▶ _AIM_:
Restate the full set of records exactly, without adding or dropping a word.

▶ _TASK DATA_:
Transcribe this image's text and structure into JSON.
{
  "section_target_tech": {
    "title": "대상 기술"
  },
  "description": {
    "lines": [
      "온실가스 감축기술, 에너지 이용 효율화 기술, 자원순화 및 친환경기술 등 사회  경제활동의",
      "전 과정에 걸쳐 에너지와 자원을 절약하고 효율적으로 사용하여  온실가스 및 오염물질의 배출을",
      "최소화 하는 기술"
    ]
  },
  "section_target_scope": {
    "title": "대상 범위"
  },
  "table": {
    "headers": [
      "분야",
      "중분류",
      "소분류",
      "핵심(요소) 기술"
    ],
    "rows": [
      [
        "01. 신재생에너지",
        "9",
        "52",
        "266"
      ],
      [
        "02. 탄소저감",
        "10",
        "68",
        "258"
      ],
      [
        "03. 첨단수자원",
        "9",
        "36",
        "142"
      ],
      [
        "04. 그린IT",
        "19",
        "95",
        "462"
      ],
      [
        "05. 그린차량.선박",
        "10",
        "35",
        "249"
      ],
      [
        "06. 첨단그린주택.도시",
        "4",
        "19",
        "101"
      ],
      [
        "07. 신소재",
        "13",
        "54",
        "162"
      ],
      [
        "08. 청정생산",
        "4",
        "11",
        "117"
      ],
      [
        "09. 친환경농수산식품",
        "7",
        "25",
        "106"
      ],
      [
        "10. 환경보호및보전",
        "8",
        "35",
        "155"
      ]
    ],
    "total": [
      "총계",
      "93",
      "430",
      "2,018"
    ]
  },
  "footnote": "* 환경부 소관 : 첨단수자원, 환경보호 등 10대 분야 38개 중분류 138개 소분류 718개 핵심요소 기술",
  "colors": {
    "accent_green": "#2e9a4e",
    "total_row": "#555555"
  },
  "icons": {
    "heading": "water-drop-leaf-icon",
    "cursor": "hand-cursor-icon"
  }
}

▶ _SOLVED PROBLEM_:
Transcribe this image's text and structure into JSON.
{
  "section_target_tech": {
    "title": "대상 기술"
  },
  "description": {
    "lines": [
      "온실가스 감축기술, 에너지 이용 효율화 기술, 자원순화 및 친환경기술 등 사회  경제활동의",
      "전 과정에 걸쳐 에너지와 자원을 절약하고 효율적으로 사용하여  온실가스 및 오염물질의 배출을",
      "최소화 하는 기술"
    ]
  },
  "section_target_scope": {
    "title": "대상 범위"
  },
  "table": {
    "headers": [
      "분야",
      "중분류",
      "소분류",
      "핵심(요소) 기술"
    ],
    "rows": [
      [
        "01. 신재생에너지",
        "9",
        "52",
        "266"
      ],
      [
        "02. 탄소저감",
        "10",
        "68",
        "258"
      ],
      [
        "03. 첨단수자원",
        "9",
        "36",
        "142"
      ],
      [
        "04. 그린IT",
        "19",
        "95",
        "462"
      ],
      [
        "05. 그린차량.선박",
        "10",
        "35",
        "249"
      ],
      [
        "06. 첨단그린주택.도시",
        "4",
        "19",
        "101"
      ],
      [
        "07. 신소재",
        "13",
        "54",
        "162"
      ],
      [
        "08. 청정생산",
        "4",
        "11",
        "117"
      ],
      [
        "09. 친환경농수산식품",
        "7",
        "25",
        "106"
      ],
      [
        "10. 환경보호및보전",
        "8",
        "35",
        "155"
      ]
    ],
    "total": [
      "총계",
      "93",
      "430",
      "2,018"
    ]
  },
  "footnote": "* 환경부 소관 : 첨단수자원, 환경보호 등 10대 분야 38개 중분류 138개 소분류 718개 핵심요소 기술",
  "colors": {
    "accent_green": "#2e9a4e",
    "total_row": "#555555"
  },
  "icons": {
    "heading": "water-drop-leaf-icon",
    "cursor": "hand-cursor-icon"
  }
}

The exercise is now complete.